WORK TO BE COMPLETED – Gather every line from the entries below that includes "name".

PROVIDED DATA –
· · · · ·
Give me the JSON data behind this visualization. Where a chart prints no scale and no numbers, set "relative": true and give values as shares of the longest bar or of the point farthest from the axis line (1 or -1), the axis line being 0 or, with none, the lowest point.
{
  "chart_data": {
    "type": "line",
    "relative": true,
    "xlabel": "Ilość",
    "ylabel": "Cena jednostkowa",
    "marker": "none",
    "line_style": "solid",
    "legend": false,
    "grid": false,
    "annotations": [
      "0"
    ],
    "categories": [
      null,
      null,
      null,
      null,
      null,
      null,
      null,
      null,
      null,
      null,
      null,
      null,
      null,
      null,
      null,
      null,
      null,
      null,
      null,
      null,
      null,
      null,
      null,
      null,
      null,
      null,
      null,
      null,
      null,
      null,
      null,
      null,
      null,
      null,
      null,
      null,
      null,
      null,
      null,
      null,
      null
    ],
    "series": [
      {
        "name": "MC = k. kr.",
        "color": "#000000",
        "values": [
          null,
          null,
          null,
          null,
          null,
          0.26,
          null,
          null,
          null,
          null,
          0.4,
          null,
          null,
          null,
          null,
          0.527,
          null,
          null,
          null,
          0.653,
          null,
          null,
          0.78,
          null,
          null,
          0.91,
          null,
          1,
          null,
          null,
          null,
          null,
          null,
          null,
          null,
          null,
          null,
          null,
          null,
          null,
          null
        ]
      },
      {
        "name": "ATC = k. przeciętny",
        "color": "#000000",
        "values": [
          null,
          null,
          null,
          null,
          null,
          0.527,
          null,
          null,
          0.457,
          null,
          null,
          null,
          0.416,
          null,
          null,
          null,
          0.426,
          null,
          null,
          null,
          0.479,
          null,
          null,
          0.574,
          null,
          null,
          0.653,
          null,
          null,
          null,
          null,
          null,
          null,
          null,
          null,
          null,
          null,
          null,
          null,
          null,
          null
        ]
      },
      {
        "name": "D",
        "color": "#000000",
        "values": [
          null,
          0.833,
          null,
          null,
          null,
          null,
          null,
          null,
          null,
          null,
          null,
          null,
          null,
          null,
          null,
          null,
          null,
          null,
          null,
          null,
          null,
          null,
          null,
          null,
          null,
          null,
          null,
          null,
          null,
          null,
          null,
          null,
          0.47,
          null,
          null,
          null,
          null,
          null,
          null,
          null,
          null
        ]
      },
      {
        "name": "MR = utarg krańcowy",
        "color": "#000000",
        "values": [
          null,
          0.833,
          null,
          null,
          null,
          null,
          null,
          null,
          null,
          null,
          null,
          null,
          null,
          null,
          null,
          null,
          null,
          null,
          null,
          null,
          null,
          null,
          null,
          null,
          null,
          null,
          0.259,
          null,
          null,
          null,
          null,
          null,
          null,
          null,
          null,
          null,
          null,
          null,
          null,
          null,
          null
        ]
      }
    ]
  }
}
· · · · ·
CORRECT RESPONSE –
        "name": "MC = k. kr.",
        "name": "ATC = k. przeciętny",
        "name": "D",
        "name": "MR = utarg krańcowy",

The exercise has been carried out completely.